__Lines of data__
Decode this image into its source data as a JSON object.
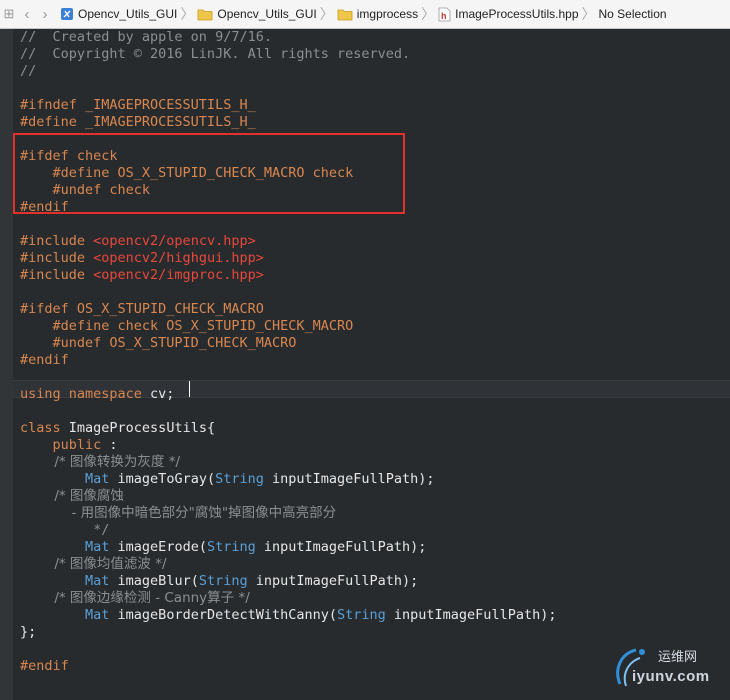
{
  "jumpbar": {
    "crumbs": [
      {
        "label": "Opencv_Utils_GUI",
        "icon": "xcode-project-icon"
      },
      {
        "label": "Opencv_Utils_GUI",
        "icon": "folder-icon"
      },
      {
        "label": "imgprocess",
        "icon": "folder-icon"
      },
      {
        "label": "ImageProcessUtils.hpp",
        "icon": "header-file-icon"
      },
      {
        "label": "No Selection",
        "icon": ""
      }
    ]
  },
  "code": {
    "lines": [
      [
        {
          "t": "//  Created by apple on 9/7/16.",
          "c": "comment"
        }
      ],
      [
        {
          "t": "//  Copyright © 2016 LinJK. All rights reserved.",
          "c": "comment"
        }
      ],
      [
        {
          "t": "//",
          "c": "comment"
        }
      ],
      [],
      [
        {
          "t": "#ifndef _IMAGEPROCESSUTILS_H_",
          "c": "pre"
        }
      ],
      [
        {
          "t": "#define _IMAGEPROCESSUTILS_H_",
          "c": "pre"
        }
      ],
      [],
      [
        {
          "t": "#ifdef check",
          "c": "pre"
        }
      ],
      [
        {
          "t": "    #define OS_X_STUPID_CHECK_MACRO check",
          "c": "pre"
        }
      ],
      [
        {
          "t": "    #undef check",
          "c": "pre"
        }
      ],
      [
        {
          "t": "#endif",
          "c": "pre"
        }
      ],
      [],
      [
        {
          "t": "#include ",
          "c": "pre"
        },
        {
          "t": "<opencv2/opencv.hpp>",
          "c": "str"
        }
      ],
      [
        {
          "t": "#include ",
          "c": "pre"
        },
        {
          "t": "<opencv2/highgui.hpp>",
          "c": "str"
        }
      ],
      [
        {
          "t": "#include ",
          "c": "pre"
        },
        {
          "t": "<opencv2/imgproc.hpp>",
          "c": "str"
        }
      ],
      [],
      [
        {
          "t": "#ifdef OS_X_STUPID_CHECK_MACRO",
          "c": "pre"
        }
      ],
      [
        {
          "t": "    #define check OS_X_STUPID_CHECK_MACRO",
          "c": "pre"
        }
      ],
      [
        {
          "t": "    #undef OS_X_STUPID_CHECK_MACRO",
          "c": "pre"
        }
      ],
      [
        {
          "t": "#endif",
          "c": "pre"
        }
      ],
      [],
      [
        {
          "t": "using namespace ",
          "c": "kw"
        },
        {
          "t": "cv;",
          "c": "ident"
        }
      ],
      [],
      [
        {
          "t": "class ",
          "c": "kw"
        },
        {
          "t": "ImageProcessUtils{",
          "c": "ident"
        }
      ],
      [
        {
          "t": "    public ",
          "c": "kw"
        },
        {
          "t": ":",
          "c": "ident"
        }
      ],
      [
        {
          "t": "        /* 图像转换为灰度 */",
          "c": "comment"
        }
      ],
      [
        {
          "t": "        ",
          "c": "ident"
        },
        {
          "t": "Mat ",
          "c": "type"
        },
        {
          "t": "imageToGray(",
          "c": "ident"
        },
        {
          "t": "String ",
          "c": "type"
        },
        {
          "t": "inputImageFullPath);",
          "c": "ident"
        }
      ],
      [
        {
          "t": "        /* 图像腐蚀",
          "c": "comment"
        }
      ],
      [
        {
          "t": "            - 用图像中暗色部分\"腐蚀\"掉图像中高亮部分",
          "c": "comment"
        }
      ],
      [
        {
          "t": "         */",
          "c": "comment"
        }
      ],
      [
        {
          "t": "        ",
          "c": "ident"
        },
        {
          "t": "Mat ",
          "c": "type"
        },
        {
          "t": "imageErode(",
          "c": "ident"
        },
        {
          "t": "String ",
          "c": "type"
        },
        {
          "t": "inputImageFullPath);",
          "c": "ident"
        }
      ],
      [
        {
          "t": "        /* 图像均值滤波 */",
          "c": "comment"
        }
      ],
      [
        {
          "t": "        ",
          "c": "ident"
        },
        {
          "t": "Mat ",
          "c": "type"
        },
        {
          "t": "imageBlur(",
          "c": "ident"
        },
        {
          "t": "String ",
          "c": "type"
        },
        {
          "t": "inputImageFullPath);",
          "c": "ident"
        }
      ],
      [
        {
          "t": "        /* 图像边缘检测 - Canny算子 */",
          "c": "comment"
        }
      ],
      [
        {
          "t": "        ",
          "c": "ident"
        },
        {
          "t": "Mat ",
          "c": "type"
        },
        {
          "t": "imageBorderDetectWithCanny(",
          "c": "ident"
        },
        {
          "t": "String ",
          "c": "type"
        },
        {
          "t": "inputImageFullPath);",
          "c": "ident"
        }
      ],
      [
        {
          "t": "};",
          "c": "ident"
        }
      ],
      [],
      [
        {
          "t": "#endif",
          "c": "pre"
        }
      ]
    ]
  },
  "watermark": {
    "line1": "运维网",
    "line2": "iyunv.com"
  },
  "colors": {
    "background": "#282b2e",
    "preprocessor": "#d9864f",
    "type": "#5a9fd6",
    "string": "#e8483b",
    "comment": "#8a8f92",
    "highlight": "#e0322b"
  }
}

__Problem statement__
Gather every line containing the word "undef" and copy it.

__Finished answer__
          "t": "    #undef check",
          "t": "    #undef OS_X_STUPID_CHECK_MACRO",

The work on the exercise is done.